* [Work required]:
Work through the data line by line, gathering every line that has the word "text".

(Records about charts and figures)
○ ○ ○ ○ ○

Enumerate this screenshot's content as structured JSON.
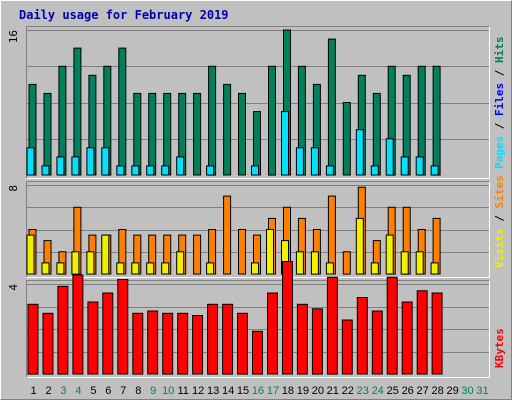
{
  "chart_data": {
    "type": "bar",
    "title": "Daily usage for February 2019",
    "x": [
      "1",
      "2",
      "3",
      "4",
      "5",
      "6",
      "7",
      "8",
      "9",
      "10",
      "11",
      "12",
      "13",
      "14",
      "15",
      "16",
      "17",
      "18",
      "19",
      "20",
      "21",
      "22",
      "23",
      "24",
      "25",
      "26",
      "27",
      "28",
      "29",
      "30",
      "31"
    ],
    "x_weekend": [
      false,
      false,
      true,
      true,
      false,
      false,
      false,
      false,
      true,
      true,
      false,
      false,
      false,
      false,
      false,
      true,
      true,
      false,
      false,
      false,
      false,
      false,
      true,
      true,
      false,
      false,
      false,
      false,
      false,
      true,
      true
    ],
    "panels": [
      {
        "name": "hits-files-pages",
        "ymax": 16,
        "ytick_label": "16",
        "legend": [
          {
            "text": "Pages",
            "color": "#00e0ff"
          },
          {
            "text": " / ",
            "color": "#000000"
          },
          {
            "text": "Files",
            "color": "#0000ff"
          },
          {
            "text": " / ",
            "color": "#000000"
          },
          {
            "text": "Hits",
            "color": "#00805c"
          }
        ],
        "series": [
          {
            "name": "Hits",
            "color": "#00805c",
            "values": [
              10,
              9,
              12,
              14,
              11,
              12,
              14,
              9,
              9,
              9,
              9,
              9,
              12,
              10,
              9,
              7,
              12,
              16,
              12,
              10,
              15,
              8,
              11,
              9,
              12,
              11,
              12,
              12,
              0,
              0,
              0
            ]
          },
          {
            "name": "Pages",
            "color": "#00e0ff",
            "values": [
              3,
              1,
              2,
              2,
              3,
              3,
              1,
              1,
              1,
              1,
              2,
              0,
              1,
              0,
              0,
              1,
              0,
              7,
              3,
              3,
              1,
              0,
              5,
              1,
              4,
              2,
              2,
              1,
              0,
              0,
              0
            ]
          }
        ]
      },
      {
        "name": "visits-sites",
        "ymax": 8,
        "ytick_label": "8",
        "legend": [
          {
            "text": "Visits",
            "color": "#f0f000"
          },
          {
            "text": " / ",
            "color": "#000000"
          },
          {
            "text": "Sites",
            "color": "#ff8000"
          }
        ],
        "series": [
          {
            "name": "Sites",
            "color": "#ff8000",
            "values": [
              4,
              3,
              2,
              6,
              3.5,
              3.5,
              4,
              3.5,
              3.5,
              3.5,
              3.5,
              3.5,
              4,
              7,
              4,
              3.5,
              5,
              6,
              5,
              4,
              7,
              2,
              7.8,
              3,
              6,
              6,
              4,
              5,
              0,
              0,
              0
            ]
          },
          {
            "name": "Visits",
            "color": "#f0f000",
            "values": [
              3.5,
              1,
              1,
              2,
              2,
              3.5,
              1,
              1,
              1,
              1,
              2,
              0,
              1,
              0,
              0,
              1,
              4,
              3,
              2,
              2,
              1,
              0,
              5,
              1,
              3.5,
              2,
              2,
              1,
              0,
              0,
              0
            ]
          }
        ]
      },
      {
        "name": "kbytes",
        "ymax": 4,
        "ytick_label": "4",
        "legend": [
          {
            "text": "KBytes",
            "color": "#ff0000"
          }
        ],
        "series": [
          {
            "name": "KBytes",
            "color": "#ff0000",
            "values": [
              3.1,
              2.7,
              3.9,
              4.4,
              3.2,
              3.6,
              4.2,
              2.7,
              2.8,
              2.7,
              2.7,
              2.6,
              3.1,
              3.1,
              2.7,
              1.9,
              3.6,
              5.0,
              3.1,
              2.9,
              4.3,
              2.4,
              3.4,
              2.8,
              4.3,
              3.2,
              3.7,
              3.6,
              0,
              0,
              0
            ]
          }
        ]
      }
    ]
  }
}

○ ○ ○ ○ ○

* [Answer to the problem]:
            "text": "Pages",
            "text": " / ",
            "text": "Files",
            "text": " / ",
            "text": "Hits",
            "text": "Visits",
            "text": " / ",
            "text": "Sites",
            "text": "KBytes",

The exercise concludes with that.